Start Entries supplied
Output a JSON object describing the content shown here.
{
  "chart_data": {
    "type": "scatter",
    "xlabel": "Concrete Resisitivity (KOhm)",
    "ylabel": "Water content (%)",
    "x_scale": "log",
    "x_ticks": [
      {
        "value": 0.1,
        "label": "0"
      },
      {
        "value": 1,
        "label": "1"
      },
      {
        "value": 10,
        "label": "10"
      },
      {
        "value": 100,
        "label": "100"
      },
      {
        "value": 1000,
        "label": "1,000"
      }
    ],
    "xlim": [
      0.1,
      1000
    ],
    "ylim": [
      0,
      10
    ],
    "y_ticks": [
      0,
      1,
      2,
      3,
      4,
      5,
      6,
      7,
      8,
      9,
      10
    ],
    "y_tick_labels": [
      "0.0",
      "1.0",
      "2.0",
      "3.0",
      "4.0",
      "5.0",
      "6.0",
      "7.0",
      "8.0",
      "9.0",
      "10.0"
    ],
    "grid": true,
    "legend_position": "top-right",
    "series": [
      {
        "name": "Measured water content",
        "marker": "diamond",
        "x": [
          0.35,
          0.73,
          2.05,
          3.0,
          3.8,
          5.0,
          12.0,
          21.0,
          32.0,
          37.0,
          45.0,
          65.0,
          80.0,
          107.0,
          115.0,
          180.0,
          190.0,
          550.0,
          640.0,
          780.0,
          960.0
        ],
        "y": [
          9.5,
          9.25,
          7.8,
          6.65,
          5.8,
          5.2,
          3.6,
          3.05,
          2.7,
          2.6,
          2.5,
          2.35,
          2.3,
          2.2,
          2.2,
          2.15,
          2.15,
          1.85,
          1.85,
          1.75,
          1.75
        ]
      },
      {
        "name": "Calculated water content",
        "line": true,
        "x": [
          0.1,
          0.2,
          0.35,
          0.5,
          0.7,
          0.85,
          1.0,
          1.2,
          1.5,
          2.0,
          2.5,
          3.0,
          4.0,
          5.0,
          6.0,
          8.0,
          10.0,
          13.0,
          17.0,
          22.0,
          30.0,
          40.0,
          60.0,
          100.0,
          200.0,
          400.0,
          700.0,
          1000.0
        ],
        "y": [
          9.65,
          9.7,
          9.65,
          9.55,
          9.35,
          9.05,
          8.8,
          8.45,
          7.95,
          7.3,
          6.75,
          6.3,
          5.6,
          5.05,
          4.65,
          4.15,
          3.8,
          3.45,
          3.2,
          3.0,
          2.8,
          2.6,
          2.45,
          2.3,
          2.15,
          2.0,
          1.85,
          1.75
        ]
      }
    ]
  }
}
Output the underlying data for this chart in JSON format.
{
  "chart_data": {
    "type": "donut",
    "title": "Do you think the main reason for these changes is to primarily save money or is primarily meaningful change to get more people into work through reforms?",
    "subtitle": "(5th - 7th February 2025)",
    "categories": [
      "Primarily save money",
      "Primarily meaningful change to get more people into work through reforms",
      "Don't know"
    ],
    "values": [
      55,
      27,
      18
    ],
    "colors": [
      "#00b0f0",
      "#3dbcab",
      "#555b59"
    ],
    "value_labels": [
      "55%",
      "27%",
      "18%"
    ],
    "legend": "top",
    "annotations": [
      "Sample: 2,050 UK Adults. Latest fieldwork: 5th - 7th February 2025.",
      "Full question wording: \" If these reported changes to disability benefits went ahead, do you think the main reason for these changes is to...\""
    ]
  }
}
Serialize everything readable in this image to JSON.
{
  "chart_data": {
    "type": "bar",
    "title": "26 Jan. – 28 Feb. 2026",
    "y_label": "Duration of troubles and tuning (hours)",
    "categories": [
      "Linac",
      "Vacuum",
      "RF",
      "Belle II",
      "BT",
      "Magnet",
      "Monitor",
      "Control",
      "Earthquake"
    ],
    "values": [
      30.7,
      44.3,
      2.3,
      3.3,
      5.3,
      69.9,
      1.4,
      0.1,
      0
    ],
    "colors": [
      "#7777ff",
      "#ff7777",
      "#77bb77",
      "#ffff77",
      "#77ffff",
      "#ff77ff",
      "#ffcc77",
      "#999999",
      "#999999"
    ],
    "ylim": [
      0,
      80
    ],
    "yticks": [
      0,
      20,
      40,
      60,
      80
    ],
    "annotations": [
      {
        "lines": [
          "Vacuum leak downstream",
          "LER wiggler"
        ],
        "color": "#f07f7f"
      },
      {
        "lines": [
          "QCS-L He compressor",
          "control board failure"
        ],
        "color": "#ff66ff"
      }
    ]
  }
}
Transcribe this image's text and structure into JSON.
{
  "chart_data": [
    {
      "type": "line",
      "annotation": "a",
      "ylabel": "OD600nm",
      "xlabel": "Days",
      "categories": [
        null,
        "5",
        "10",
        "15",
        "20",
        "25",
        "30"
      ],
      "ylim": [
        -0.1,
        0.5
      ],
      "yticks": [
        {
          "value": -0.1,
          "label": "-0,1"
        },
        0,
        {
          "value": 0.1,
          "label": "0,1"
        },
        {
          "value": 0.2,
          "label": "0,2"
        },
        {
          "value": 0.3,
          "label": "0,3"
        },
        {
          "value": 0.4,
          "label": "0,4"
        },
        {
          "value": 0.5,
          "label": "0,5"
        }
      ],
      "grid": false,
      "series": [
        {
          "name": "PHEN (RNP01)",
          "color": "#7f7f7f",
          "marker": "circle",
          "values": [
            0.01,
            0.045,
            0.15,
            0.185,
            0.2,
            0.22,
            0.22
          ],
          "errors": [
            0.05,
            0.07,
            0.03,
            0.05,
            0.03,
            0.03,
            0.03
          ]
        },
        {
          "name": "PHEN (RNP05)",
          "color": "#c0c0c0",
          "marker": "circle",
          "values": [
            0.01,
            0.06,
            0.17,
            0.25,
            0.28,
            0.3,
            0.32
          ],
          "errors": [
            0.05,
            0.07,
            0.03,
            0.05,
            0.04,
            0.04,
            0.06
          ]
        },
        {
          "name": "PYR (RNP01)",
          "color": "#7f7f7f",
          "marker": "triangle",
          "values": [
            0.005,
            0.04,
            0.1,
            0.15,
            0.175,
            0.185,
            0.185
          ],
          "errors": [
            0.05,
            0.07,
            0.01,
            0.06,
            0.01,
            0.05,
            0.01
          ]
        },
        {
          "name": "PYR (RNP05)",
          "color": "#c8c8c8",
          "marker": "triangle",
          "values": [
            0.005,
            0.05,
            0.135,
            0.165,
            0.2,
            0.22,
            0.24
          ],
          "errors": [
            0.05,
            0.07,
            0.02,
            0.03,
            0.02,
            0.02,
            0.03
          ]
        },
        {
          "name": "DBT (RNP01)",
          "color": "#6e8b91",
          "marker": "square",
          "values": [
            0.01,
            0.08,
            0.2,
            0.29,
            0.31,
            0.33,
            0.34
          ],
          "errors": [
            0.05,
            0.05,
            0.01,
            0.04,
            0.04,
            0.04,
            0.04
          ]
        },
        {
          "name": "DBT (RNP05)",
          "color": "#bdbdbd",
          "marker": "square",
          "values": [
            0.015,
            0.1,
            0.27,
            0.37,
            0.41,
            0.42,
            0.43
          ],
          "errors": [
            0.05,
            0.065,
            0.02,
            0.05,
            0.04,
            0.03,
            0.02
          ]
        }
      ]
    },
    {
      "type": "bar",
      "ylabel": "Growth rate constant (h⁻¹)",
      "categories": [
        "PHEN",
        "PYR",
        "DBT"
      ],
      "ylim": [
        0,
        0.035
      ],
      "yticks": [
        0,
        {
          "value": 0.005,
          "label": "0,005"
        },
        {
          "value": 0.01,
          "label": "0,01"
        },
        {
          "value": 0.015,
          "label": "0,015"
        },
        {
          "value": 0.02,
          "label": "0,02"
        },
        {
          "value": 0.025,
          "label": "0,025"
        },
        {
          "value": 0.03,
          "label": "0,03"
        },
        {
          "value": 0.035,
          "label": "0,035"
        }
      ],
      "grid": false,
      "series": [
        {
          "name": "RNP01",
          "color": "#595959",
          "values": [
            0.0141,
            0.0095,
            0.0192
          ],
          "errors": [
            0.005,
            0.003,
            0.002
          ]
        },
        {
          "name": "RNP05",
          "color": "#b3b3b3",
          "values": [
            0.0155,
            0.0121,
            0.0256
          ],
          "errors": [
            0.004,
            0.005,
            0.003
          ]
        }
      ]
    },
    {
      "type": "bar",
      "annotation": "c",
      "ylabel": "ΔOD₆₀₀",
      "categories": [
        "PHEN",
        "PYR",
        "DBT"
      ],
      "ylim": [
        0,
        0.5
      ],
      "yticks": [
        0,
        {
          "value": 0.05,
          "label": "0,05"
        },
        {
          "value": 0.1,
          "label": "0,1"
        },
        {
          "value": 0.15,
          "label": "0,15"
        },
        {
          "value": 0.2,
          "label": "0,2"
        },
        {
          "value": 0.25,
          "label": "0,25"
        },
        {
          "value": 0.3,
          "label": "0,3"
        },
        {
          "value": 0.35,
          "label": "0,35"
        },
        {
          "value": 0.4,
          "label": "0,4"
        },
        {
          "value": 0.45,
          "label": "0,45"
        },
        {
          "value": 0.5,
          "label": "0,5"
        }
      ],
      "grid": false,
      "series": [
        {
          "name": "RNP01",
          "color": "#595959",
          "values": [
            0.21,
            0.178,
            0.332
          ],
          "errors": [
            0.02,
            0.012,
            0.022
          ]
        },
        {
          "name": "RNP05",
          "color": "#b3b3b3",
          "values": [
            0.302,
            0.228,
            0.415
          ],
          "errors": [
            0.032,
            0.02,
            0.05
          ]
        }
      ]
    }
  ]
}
End Entries supplied
__What you should do__: Pick out all the lines with the word "into" in them and copy them.

__Output of the task__:
    "title": "Do you think the main reason for these changes is to primarily save money or is primarily meaningful change to get more people into work through reforms?",
      "Primarily meaningful change to get more people into work through reforms",
Transcribe this image's text and structure into JSON.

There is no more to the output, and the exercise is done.